**** Provided data
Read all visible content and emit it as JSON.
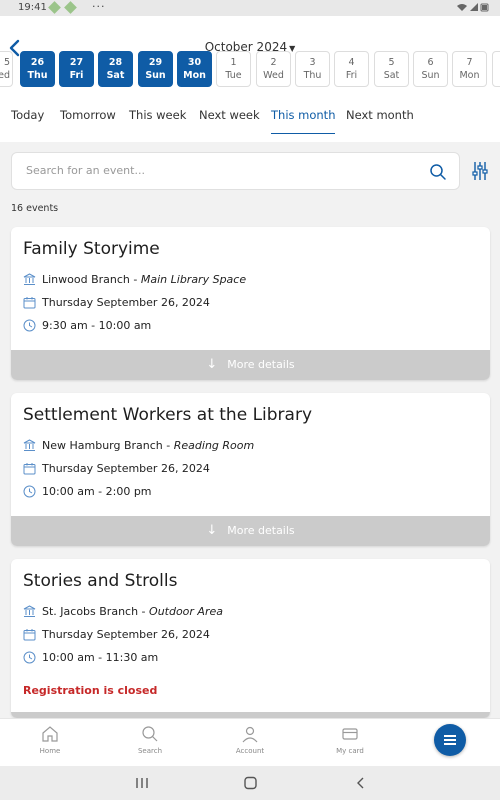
{
  "status_bar": {
    "time": "19:41",
    "more": "···"
  },
  "header": {
    "month_label": "October 2024"
  },
  "days": [
    {
      "num": "26",
      "wd": "Thu",
      "selected": true
    },
    {
      "num": "27",
      "wd": "Fri",
      "selected": true
    },
    {
      "num": "28",
      "wd": "Sat",
      "selected": true
    },
    {
      "num": "29",
      "wd": "Sun",
      "selected": true
    },
    {
      "num": "30",
      "wd": "Mon",
      "selected": true
    },
    {
      "num": "1",
      "wd": "Tue",
      "selected": false
    },
    {
      "num": "2",
      "wd": "Wed",
      "selected": false
    },
    {
      "num": "3",
      "wd": "Thu",
      "selected": false
    },
    {
      "num": "4",
      "wd": "Fri",
      "selected": false
    },
    {
      "num": "5",
      "wd": "Sat",
      "selected": false
    },
    {
      "num": "6",
      "wd": "Sun",
      "selected": false
    },
    {
      "num": "7",
      "wd": "Mon",
      "selected": false
    }
  ],
  "partial_day": {
    "num": "5",
    "wd": "ed"
  },
  "tabs": [
    "Today",
    "Tomorrow",
    "This week",
    "Next week",
    "This month",
    "Next month"
  ],
  "active_tab": "This month",
  "search": {
    "placeholder": "Search for an event..."
  },
  "events_count": "16 events",
  "events": [
    {
      "title": "Family Storyime",
      "branch": "Linwood Branch",
      "room": "Main Library Space",
      "date": "Thursday September 26, 2024",
      "time": "9:30 am - 10:00 am",
      "more": "More details"
    },
    {
      "title": "Settlement Workers at the Library",
      "branch": "New Hamburg Branch",
      "room": "Reading Room",
      "date": "Thursday September 26, 2024",
      "time": "10:00 am - 2:00 pm",
      "more": "More details"
    },
    {
      "title": "Stories and Strolls",
      "branch": "St. Jacobs Branch",
      "room": "Outdoor Area",
      "date": "Thursday September 26, 2024",
      "time": "10:00 am - 11:30 am",
      "notice": "Registration is closed"
    }
  ],
  "bottom_nav": [
    "Home",
    "Search",
    "Account",
    "My card"
  ],
  "colors": {
    "accent": "#0f5ca6",
    "closed": "#c62828",
    "more_bar": "#cbcbcb"
  }
}
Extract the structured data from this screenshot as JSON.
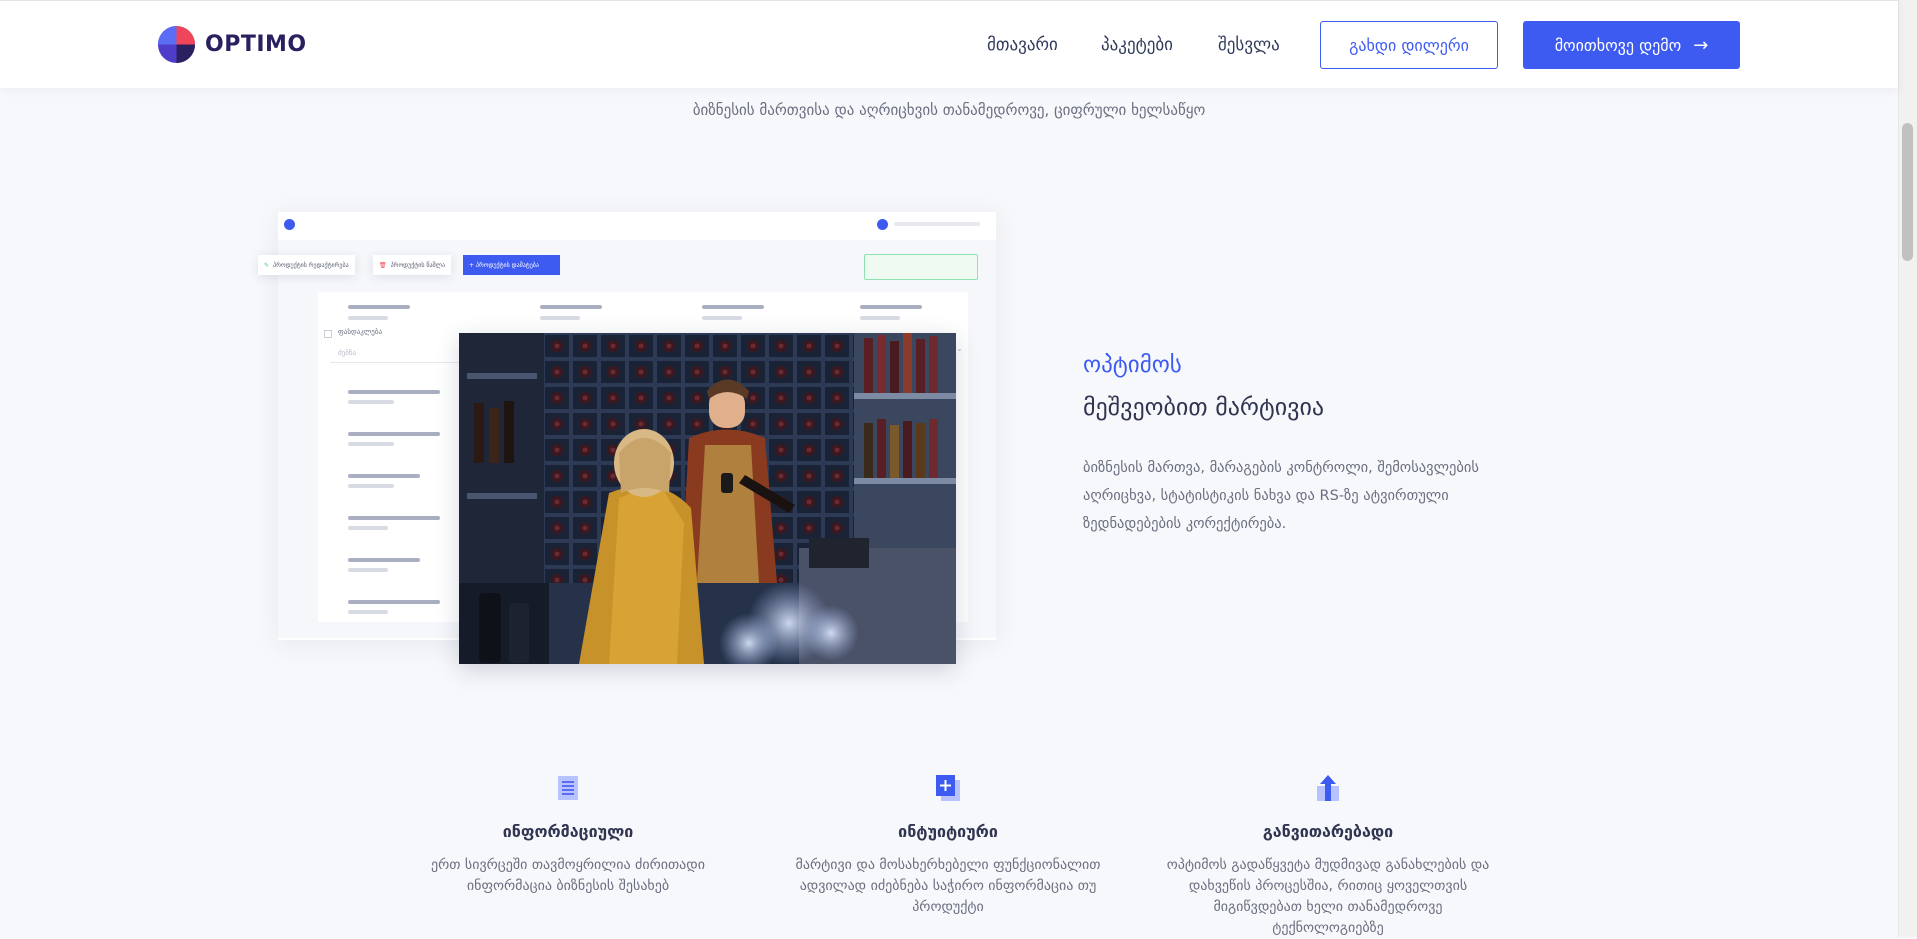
{
  "brand": {
    "name": "OPTIMO"
  },
  "nav": {
    "links": [
      "მთავარი",
      "პაკეტები",
      "შესვლა"
    ],
    "dealer_button": "გახდი დილერი",
    "demo_button": "მოითხოვე დემო",
    "demo_arrow": "→"
  },
  "hero": {
    "tagline": "ბიზნესის მართვისა და აღრიცხვის თანამედროვე, ციფრული ხელსაწყო"
  },
  "mockup": {
    "chips": [
      "პროდუქტის რედაქტირება",
      "პროდუქტის წაშლა",
      "+ პროდუქტის დამატება"
    ],
    "filter_label": "ფასდაკლება",
    "search_placeholder": "ძებნა"
  },
  "feature_section": {
    "eyebrow": "ოპტიმოს",
    "heading": "მეშვეობით მარტივია",
    "paragraph": "ბიზნესის მართვა, მარაგების კონტროლი, შემოსავლების აღრიცხვა, სტატისტიკის ნახვა და RS-ზე ატვირთული ზედნადებების კორექტირება."
  },
  "features": [
    {
      "icon": "document-icon",
      "title": "ინფორმაციული",
      "text": "ერთ სივრცეში თავმოყრილია ძირითადი ინფორმაცია ბიზნესის შესახებ"
    },
    {
      "icon": "add-document-icon",
      "title": "ინტუიტიური",
      "text": "მარტივი და მოსახერხებელი ფუნქციონალით ადვილად იძებნება საჭირო ინფორმაცია თუ პროდუქტი"
    },
    {
      "icon": "arrow-up-icon",
      "title": "განვითარებადი",
      "text": "ოპტიმოს გადაწყვეტა მუდმივად განახლების და დახვეწის პროცესშია, რითიც ყოველთვის მიგიწვდებათ ხელი თანამედროვე ტექნოლოგიებზე"
    }
  ],
  "colors": {
    "accent": "#3d5af1",
    "brand_red": "#f0465a",
    "brand_dark": "#2a2060"
  }
}
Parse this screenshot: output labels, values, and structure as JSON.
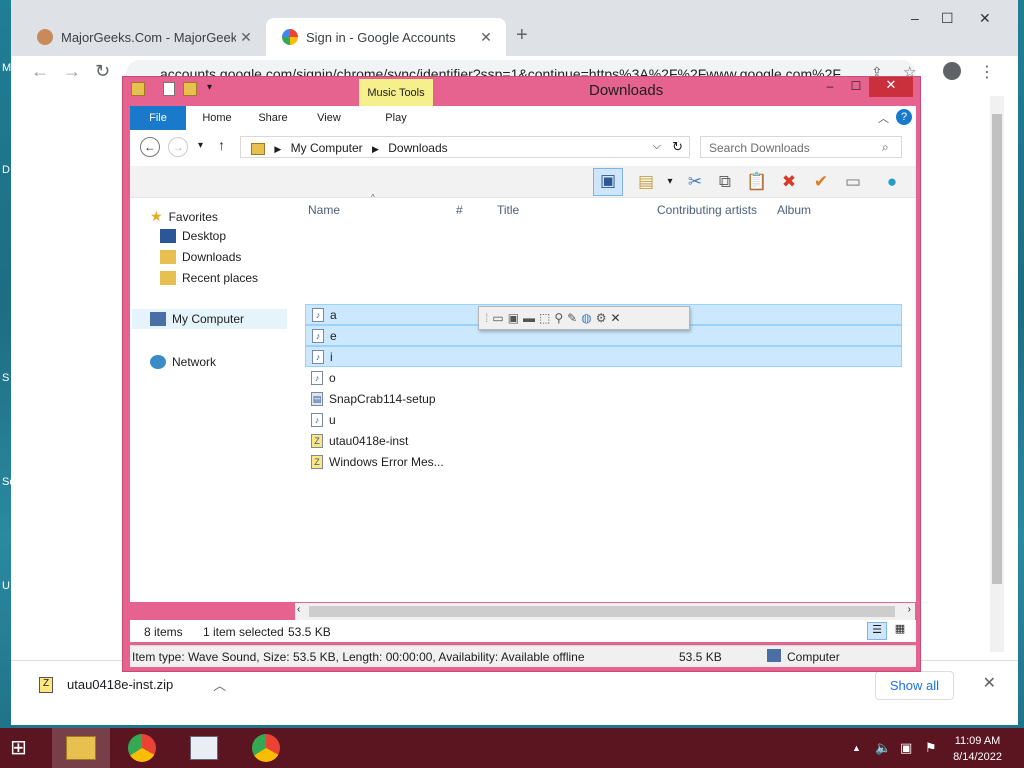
{
  "desktop": {
    "letters": [
      "M",
      "D",
      "S",
      "Sc",
      "U"
    ]
  },
  "chrome": {
    "tabs": [
      {
        "title": "MajorGeeks.Com - MajorGeeks",
        "active": false
      },
      {
        "title": "Sign in - Google Accounts",
        "active": true
      }
    ],
    "new_tab": "+",
    "window_controls": {
      "minimize": "–",
      "maximize": "☐",
      "close": "✕"
    },
    "url": "accounts.google.com/signin/chrome/sync/identifier?ssp=1&continue=https%3A%2F%2Fwww.google.com%2F",
    "download": {
      "filename": "utau0418e-inst.zip",
      "show_all": "Show all"
    }
  },
  "explorer": {
    "title": "Downloads",
    "contextual_tab": "Music Tools",
    "ribbon_tabs": [
      "File",
      "Home",
      "Share",
      "View",
      "Play"
    ],
    "breadcrumb": [
      "My Computer",
      "Downloads"
    ],
    "search_placeholder": "Search Downloads",
    "nav": {
      "favorites": "Favorites",
      "desktop": "Desktop",
      "downloads": "Downloads",
      "recent": "Recent places",
      "computer": "My Computer",
      "network": "Network"
    },
    "columns": [
      "Name",
      "#",
      "Title",
      "Contributing artists",
      "Album"
    ],
    "files": [
      {
        "name": "a",
        "selected": true
      },
      {
        "name": "e",
        "selected": true
      },
      {
        "name": "i",
        "selected": true
      },
      {
        "name": "o",
        "selected": false
      },
      {
        "name": "SnapCrab114-setup",
        "selected": false
      },
      {
        "name": "u",
        "selected": false
      },
      {
        "name": "utau0418e-inst",
        "selected": false
      },
      {
        "name": "Windows Error Mes...",
        "selected": false
      }
    ],
    "status": {
      "items": "8 items",
      "selected": "1 item selected",
      "size": "53.5 KB"
    },
    "details": {
      "info": "Item type: Wave Sound, Size: 53.5 KB, Length: 00:00:00, Availability: Available offline",
      "size": "53.5 KB",
      "location": "Computer"
    }
  },
  "taskbar": {
    "time": "11:09 AM",
    "date": "8/14/2022"
  },
  "colors": {
    "explorer_frame": "#e6628f",
    "taskbar": "#5a1520",
    "selection": "#cce8ff",
    "file_tab": "#1979ca",
    "music_tools": "#f5ef8c"
  }
}
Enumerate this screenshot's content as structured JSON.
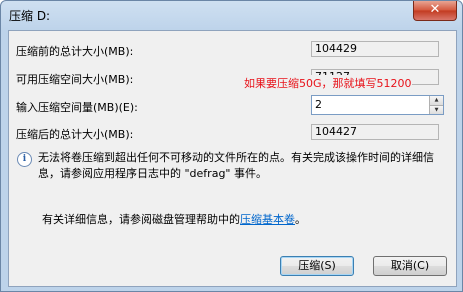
{
  "window": {
    "title": "压缩 D:",
    "close_label": "✕"
  },
  "fields": [
    {
      "label": "压缩前的总计大小(MB):",
      "value": "104429"
    },
    {
      "label": "可用压缩空间大小(MB):",
      "value": "71127"
    },
    {
      "label": "输入压缩空间量(MB)(E):",
      "value": "2"
    },
    {
      "label": "压缩后的总计大小(MB):",
      "value": "104427"
    }
  ],
  "annotation": "如果要压缩50G，那就填写51200",
  "info": {
    "icon": "info-icon",
    "text": "无法将卷压缩到超出任何不可移动的文件所在的点。有关完成该操作时间的详细信息，请参阅应用程序日志中的 \"defrag\" 事件。"
  },
  "help": {
    "prefix": "有关详细信息，请参阅磁盘管理帮助中的",
    "link": "压缩基本卷",
    "suffix": "。"
  },
  "buttons": {
    "shrink": "压缩(S)",
    "cancel": "取消(C)"
  }
}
********
▸ Directive
Would you return the data exactly as written, without the pictures?

▸ Full answer
Read all visible content and emit it as JSON.
{
  "status_bar": {
    "time": "19:41",
    "more": "···"
  },
  "header": {
    "month_label": "October 2024"
  },
  "days": [
    {
      "num": "26",
      "wd": "Thu",
      "selected": true
    },
    {
      "num": "27",
      "wd": "Fri",
      "selected": true
    },
    {
      "num": "28",
      "wd": "Sat",
      "selected": true
    },
    {
      "num": "29",
      "wd": "Sun",
      "selected": true
    },
    {
      "num": "30",
      "wd": "Mon",
      "selected": true
    },
    {
      "num": "1",
      "wd": "Tue",
      "selected": false
    },
    {
      "num": "2",
      "wd": "Wed",
      "selected": false
    },
    {
      "num": "3",
      "wd": "Thu",
      "selected": false
    },
    {
      "num": "4",
      "wd": "Fri",
      "selected": false
    },
    {
      "num": "5",
      "wd": "Sat",
      "selected": false
    },
    {
      "num": "6",
      "wd": "Sun",
      "selected": false
    },
    {
      "num": "7",
      "wd": "Mon",
      "selected": false
    }
  ],
  "partial_day": {
    "num": "5",
    "wd": "ed"
  },
  "tabs": [
    "Today",
    "Tomorrow",
    "This week",
    "Next week",
    "This month",
    "Next month"
  ],
  "active_tab": "This month",
  "search": {
    "placeholder": "Search for an event..."
  },
  "events_count": "16 events",
  "events": [
    {
      "title": "Family Storyime",
      "branch": "Linwood Branch",
      "room": "Main Library Space",
      "date": "Thursday September 26, 2024",
      "time": "9:30 am - 10:00 am",
      "more": "More details"
    },
    {
      "title": "Settlement Workers at the Library",
      "branch": "New Hamburg Branch",
      "room": "Reading Room",
      "date": "Thursday September 26, 2024",
      "time": "10:00 am - 2:00 pm",
      "more": "More details"
    },
    {
      "title": "Stories and Strolls",
      "branch": "St. Jacobs Branch",
      "room": "Outdoor Area",
      "date": "Thursday September 26, 2024",
      "time": "10:00 am - 11:30 am",
      "notice": "Registration is closed"
    }
  ],
  "bottom_nav": [
    "Home",
    "Search",
    "Account",
    "My card"
  ],
  "colors": {
    "accent": "#0f5ca6",
    "closed": "#c62828",
    "more_bar": "#cbcbcb"
  }
}
Extract the structured data from this screenshot as JSON.
{
  "brand": {
    "name": "OPTIMO"
  },
  "nav": {
    "links": [
      "მთავარი",
      "პაკეტები",
      "შესვლა"
    ],
    "dealer_button": "გახდი დილერი",
    "demo_button": "მოითხოვე დემო",
    "demo_arrow": "→"
  },
  "hero": {
    "tagline": "ბიზნესის მართვისა და აღრიცხვის თანამედროვე, ციფრული ხელსაწყო"
  },
  "mockup": {
    "chips": [
      "პროდუქტის რედაქტირება",
      "პროდუქტის წაშლა",
      "+ პროდუქტის დამატება"
    ],
    "filter_label": "ფასდაკლება",
    "search_placeholder": "ძებნა"
  },
  "feature_section": {
    "eyebrow": "ოპტიმოს",
    "heading": "მეშვეობით მარტივია",
    "paragraph": "ბიზნესის მართვა, მარაგების კონტროლი, შემოსავლების აღრიცხვა, სტატისტიკის ნახვა და RS-ზე ატვირთული ზედნადებების კორექტირება."
  },
  "features": [
    {
      "icon": "document-icon",
      "title": "ინფორმაციული",
      "text": "ერთ სივრცეში თავმოყრილია ძირითადი ინფორმაცია ბიზნესის შესახებ"
    },
    {
      "icon": "add-document-icon",
      "title": "ინტუიტიური",
      "text": "მარტივი და მოსახერხებელი ფუნქციონალით ადვილად იძებნება საჭირო ინფორმაცია თუ პროდუქტი"
    },
    {
      "icon": "arrow-up-icon",
      "title": "განვითარებადი",
      "text": "ოპტიმოს გადაწყვეტა მუდმივად განახლების და დახვეწის პროცესშია, რითიც ყოველთვის მიგიწვდებათ ხელი თანამედროვე ტექნოლოგიებზე"
    }
  ],
  "colors": {
    "accent": "#3d5af1",
    "brand_red": "#f0465a",
    "brand_dark": "#2a2060"
  }
}
Parse this screenshot: output labels, values, and structure as JSON.
{
  "desktop": {
    "letters": [
      "M",
      "D",
      "S",
      "Sc",
      "U"
    ]
  },
  "chrome": {
    "tabs": [
      {
        "title": "MajorGeeks.Com - MajorGeeks",
        "active": false
      },
      {
        "title": "Sign in - Google Accounts",
        "active": true
      }
    ],
    "new_tab": "+",
    "window_controls": {
      "minimize": "–",
      "maximize": "☐",
      "close": "✕"
    },
    "url": "accounts.google.com/signin/chrome/sync/identifier?ssp=1&continue=https%3A%2F%2Fwww.google.com%2F",
    "download": {
      "filename": "utau0418e-inst.zip",
      "show_all": "Show all"
    }
  },
  "explorer": {
    "title": "Downloads",
    "contextual_tab": "Music Tools",
    "ribbon_tabs": [
      "File",
      "Home",
      "Share",
      "View",
      "Play"
    ],
    "breadcrumb": [
      "My Computer",
      "Downloads"
    ],
    "search_placeholder": "Search Downloads",
    "nav": {
      "favorites": "Favorites",
      "desktop": "Desktop",
      "downloads": "Downloads",
      "recent": "Recent places",
      "computer": "My Computer",
      "network": "Network"
    },
    "columns": [
      "Name",
      "#",
      "Title",
      "Contributing artists",
      "Album"
    ],
    "files": [
      {
        "name": "a",
        "selected": true
      },
      {
        "name": "e",
        "selected": true
      },
      {
        "name": "i",
        "selected": true
      },
      {
        "name": "o",
        "selected": false
      },
      {
        "name": "SnapCrab114-setup",
        "selected": false
      },
      {
        "name": "u",
        "selected": false
      },
      {
        "name": "utau0418e-inst",
        "selected": false
      },
      {
        "name": "Windows Error Mes...",
        "selected": false
      }
    ],
    "status": {
      "items": "8 items",
      "selected": "1 item selected",
      "size": "53.5 KB"
    },
    "details": {
      "info": "Item type: Wave Sound, Size: 53.5 KB, Length: 00:00:00, Availability: Available offline",
      "size": "53.5 KB",
      "location": "Computer"
    }
  },
  "taskbar": {
    "time": "11:09 AM",
    "date": "8/14/2022"
  },
  "colors": {
    "explorer_frame": "#e6628f",
    "taskbar": "#5a1520",
    "selection": "#cce8ff",
    "file_tab": "#1979ca",
    "music_tools": "#f5ef8c"
  }
}
Enumerate this screenshot's content as structured JSON.
{
  "window": {
    "title": "压缩 D:",
    "close_label": "✕"
  },
  "fields": [
    {
      "label": "压缩前的总计大小(MB):",
      "value": "104429"
    },
    {
      "label": "可用压缩空间大小(MB):",
      "value": "71127"
    },
    {
      "label": "输入压缩空间量(MB)(E):",
      "value": "2"
    },
    {
      "label": "压缩后的总计大小(MB):",
      "value": "104427"
    }
  ],
  "annotation": "如果要压缩50G，那就填写51200",
  "info": {
    "icon": "info-icon",
    "text": "无法将卷压缩到超出任何不可移动的文件所在的点。有关完成该操作时间的详细信息，请参阅应用程序日志中的 \"defrag\" 事件。"
  },
  "help": {
    "prefix": "有关详细信息，请参阅磁盘管理帮助中的",
    "link": "压缩基本卷",
    "suffix": "。"
  },
  "buttons": {
    "shrink": "压缩(S)",
    "cancel": "取消(C)"
  }
}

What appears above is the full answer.